* PROBLEM REQUIREMENTS *
Give every line from the entries that contains "ylabel".
## Begin INPUT DATA
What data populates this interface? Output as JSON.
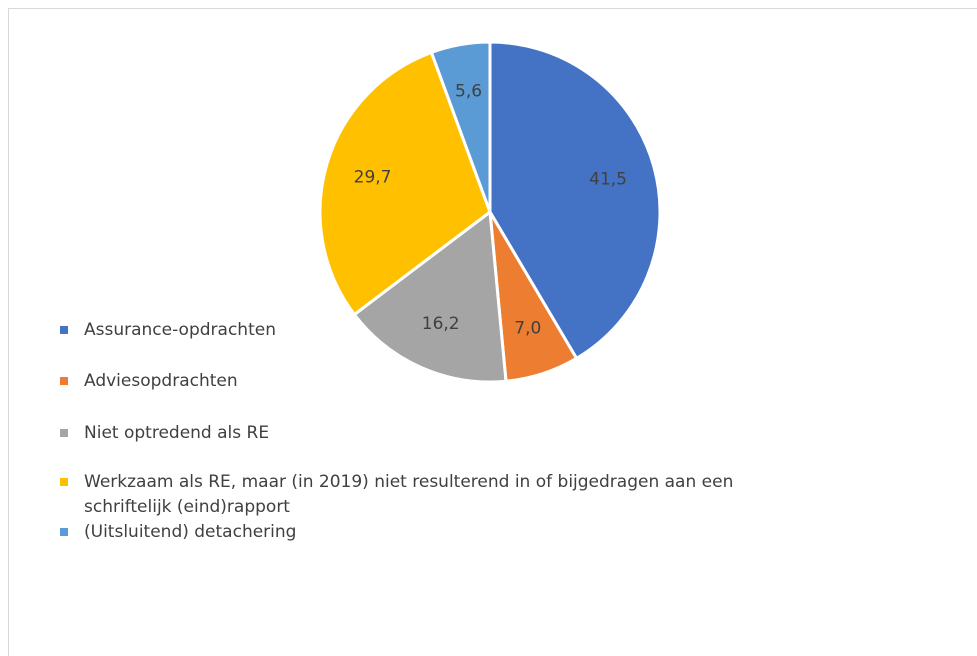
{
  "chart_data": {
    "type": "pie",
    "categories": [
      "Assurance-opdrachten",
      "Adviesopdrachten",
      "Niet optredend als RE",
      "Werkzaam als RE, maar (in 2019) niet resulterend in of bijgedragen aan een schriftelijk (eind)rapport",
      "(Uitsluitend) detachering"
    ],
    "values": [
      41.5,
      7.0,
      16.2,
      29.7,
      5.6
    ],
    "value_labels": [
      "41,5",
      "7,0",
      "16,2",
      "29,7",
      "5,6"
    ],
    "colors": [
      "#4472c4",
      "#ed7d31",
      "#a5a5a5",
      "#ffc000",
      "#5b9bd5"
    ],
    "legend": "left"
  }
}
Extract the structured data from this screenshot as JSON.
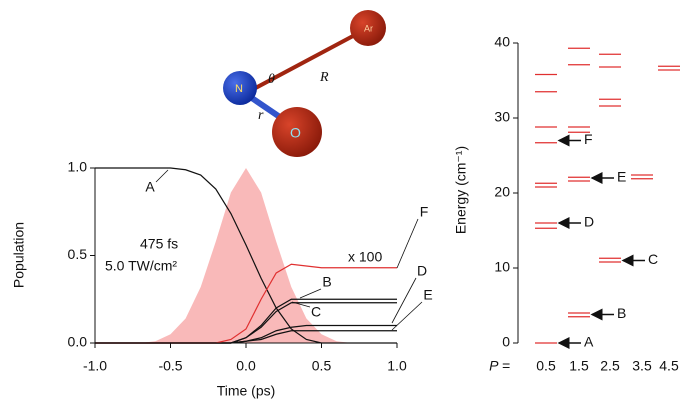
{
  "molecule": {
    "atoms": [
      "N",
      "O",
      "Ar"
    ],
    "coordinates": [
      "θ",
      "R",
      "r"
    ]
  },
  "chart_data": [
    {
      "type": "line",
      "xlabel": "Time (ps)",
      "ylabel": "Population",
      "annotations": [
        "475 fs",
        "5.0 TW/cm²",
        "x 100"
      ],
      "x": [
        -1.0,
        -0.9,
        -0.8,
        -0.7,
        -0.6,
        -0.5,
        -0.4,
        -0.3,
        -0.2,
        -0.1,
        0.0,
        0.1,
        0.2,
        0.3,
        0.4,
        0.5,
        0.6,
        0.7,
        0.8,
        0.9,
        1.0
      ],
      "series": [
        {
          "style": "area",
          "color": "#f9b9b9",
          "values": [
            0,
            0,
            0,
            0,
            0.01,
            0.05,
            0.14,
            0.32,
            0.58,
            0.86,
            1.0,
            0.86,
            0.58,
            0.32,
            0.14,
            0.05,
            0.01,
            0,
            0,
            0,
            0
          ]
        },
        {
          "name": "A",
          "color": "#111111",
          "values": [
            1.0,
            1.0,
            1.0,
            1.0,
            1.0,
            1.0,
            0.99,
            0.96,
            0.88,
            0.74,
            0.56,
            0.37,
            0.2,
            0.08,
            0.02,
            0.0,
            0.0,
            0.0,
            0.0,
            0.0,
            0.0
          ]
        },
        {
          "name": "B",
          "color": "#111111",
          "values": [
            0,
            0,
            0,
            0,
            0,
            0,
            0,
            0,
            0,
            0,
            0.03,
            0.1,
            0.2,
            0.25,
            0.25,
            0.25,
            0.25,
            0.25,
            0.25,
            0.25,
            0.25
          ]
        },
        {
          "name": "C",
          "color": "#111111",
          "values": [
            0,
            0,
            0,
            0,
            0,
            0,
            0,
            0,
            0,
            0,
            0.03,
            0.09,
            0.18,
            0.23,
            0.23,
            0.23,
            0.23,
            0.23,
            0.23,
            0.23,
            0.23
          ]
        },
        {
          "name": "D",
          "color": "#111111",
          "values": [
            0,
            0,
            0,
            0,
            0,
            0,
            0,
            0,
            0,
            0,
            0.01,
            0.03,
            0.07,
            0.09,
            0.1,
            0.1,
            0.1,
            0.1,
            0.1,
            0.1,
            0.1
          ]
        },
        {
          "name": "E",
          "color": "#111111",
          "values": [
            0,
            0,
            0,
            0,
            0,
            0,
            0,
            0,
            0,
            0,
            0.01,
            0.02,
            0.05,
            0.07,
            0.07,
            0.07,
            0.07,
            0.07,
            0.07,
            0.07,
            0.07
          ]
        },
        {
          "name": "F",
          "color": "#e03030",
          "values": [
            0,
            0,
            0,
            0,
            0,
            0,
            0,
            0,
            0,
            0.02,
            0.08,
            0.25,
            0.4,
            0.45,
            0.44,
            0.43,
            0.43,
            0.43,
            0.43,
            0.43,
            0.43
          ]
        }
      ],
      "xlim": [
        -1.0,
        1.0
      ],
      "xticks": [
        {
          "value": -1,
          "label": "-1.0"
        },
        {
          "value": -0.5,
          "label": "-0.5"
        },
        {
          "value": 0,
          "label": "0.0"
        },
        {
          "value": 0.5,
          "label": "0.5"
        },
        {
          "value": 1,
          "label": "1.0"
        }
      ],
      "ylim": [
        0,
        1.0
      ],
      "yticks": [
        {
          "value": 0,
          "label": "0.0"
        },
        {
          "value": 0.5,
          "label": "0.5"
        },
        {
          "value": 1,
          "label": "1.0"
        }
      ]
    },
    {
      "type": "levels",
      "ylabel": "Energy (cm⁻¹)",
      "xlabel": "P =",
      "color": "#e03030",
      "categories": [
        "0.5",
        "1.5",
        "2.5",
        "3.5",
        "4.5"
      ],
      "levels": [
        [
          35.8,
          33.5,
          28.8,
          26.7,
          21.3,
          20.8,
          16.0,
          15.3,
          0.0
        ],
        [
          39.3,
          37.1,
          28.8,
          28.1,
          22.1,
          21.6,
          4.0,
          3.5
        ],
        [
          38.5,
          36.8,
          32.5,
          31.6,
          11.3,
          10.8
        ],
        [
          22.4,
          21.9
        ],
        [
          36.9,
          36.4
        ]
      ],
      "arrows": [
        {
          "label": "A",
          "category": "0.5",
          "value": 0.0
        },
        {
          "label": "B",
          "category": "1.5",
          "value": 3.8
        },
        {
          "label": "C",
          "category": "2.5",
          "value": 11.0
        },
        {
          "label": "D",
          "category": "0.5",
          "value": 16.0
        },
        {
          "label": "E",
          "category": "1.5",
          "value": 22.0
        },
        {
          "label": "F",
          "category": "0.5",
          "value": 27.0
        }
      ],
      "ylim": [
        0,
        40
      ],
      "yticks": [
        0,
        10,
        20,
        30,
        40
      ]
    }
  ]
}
## End INPUT DATA
* EXERCISE SOLUTION *
      "ylabel": "Population",
      "ylabel": "Energy (cm⁻¹)",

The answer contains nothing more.